TASK SET –
1. In the passage on organ donation consent, reproduce word for word the section starting with "Current Nova Scotia" and going on through "be harvested automatically.".
2. In the passage on organ donation consent, what share of Canadians who die in hospital donate an organ?
3. Continue the passage on organ donation consent from where it stops.

PASSAGE SHOWN –
Current Nova Scotia law requires next-of-kin consent or written consent of the potential donor, which is called “opting-in.” McNeil has said, according to news reports, that “he believes people in the province are ready to consider the idea of having to opt out of being a donor rather than opt in.”

“On a personal note, I believe it's something we should be seriously considering,” he stated, adding, “Reverse onus [opting out] doesn't mean that it happens automatically. Families always have the ability to say no.”

But “reverse onus” or “presumed consent” or “opting out” mean that if there are no next of kin who object, organs will be harvested automatically.

According to a story published by Global News last year, Canada lags behind other countries in donations. “About one percent of Canadians who die in hospital donate an organ at about half the rate of countries such as Spain and the United States.”

But Moira McQueen, director of the Canadian Catholic Bioethics Institute in Toronto, says there is a serious moral issue with opting out. “The key to giving or donating is that it is voluntary, not top-down. ”

“My objection to this over the question of consent,” McQueen said.

DATA SHOWN –
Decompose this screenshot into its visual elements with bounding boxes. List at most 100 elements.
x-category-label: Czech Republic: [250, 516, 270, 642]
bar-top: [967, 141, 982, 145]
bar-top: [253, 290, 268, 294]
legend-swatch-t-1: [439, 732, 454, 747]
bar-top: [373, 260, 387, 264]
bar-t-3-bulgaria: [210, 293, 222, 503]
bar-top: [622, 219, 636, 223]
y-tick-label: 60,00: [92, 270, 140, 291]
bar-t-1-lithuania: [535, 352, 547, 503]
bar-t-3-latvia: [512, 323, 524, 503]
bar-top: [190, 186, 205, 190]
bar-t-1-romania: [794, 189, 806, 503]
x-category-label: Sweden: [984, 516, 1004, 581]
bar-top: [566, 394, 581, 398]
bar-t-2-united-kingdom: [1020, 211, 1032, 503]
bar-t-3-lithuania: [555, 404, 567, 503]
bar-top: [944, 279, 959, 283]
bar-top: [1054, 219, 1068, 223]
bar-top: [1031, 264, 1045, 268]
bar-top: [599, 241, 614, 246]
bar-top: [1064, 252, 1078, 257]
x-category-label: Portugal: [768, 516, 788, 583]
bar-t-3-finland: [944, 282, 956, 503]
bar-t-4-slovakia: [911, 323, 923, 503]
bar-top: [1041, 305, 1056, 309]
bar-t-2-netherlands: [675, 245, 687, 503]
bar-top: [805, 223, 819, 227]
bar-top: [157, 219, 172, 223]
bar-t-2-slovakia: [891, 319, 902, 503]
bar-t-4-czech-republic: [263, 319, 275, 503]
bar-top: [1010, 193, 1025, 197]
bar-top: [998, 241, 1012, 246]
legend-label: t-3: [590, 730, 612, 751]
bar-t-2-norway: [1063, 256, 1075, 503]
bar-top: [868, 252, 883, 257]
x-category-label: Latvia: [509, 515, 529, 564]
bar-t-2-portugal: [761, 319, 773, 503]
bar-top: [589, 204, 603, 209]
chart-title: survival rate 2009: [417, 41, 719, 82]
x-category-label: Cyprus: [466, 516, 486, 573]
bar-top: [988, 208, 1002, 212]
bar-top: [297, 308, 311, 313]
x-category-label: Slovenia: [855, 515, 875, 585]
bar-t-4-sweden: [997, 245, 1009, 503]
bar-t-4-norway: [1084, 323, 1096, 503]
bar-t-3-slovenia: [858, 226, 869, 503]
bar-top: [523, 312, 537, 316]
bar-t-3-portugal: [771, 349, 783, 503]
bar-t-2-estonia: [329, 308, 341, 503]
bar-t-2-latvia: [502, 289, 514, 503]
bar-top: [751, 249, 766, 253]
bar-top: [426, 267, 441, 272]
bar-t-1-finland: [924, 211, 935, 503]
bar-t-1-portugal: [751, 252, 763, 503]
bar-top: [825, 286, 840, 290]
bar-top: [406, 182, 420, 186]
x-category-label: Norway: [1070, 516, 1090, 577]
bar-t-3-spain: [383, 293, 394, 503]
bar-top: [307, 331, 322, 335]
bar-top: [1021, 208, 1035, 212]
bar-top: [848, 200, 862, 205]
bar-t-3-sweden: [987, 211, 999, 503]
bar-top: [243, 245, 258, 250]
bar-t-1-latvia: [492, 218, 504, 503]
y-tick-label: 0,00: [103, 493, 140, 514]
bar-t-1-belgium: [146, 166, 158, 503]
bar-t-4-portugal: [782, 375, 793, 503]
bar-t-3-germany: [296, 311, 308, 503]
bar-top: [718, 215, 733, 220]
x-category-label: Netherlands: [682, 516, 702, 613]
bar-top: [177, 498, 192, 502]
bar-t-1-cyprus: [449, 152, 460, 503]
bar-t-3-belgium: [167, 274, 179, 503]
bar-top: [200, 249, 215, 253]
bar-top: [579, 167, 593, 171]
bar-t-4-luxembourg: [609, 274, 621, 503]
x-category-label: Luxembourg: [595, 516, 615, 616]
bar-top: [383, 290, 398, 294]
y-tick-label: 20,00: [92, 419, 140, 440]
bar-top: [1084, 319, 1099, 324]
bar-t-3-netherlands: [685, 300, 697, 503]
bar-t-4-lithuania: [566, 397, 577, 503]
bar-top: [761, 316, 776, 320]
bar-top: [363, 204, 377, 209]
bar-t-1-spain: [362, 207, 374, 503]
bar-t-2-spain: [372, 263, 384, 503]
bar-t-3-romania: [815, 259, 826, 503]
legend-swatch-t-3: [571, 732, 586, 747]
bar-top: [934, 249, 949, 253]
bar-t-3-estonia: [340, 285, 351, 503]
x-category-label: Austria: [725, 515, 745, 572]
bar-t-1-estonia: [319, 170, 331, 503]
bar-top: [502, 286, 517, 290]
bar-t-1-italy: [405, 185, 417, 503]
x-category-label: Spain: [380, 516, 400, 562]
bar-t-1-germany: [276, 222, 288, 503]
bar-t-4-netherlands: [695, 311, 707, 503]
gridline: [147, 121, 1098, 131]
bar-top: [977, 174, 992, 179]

TASK RESPONSES –
1.
Current Nova Scotia law requires next-of-kin consent or written consent of the potential donor, which is called “opting-in.” McNeil has said, according to news reports, that “he believes people in the province are ready to consider the idea of having to opt out of being a donor rather than opt in.”

“On a personal note, I believe it's something we should be seriously considering,” he stated, adding, “Reverse onus [opting out] doesn't mean that it happens automatically. Families always have the ability to say no.”

But “reverse onus” or “presumed consent” or “opting out” mean that if there are no next of kin who object, organs will be harvested automatically.

2. About one percent.

3.
A person’s silence should not be taken to mean their consent, she told LifeSiteNews. “It could mean they just never got around to signing the proper form. Taking a person’s organs in that circumstance would be acting against their consent.”

McQueen said the Catholic Church (like most faiths) supports organ donation as an act of charity, but it insists on true consent. Anything less is an “imposition on human dignity.” Without consent, she added, “They can do anything they want with our bodies. But all cultures, though they have different funeral rites, they all treat the bodies of the dead with respect.” Even elephants, she added, mourn their dead.

“The body is our most important possession, the carrier of our human dignity,” she said.

Campaign Life Coalition opposes organ donations as currently conducted because it believes donors are often not actually dead when their organs are taken. On its website, it explains that the concept of so-called “brain death” was devised simply to facilitate organ harvesting.

Campaign Life’s Jeff Gunnarson told LifeSiteNews, “We cannot do evil to bring about good.” He called the current situation a “nightmare” and that opting out would only make worse.

“My heart goes out parents waiting for transplants for their children, ” he said, but added that everything must be done to keep young accident victims alive and help them recover.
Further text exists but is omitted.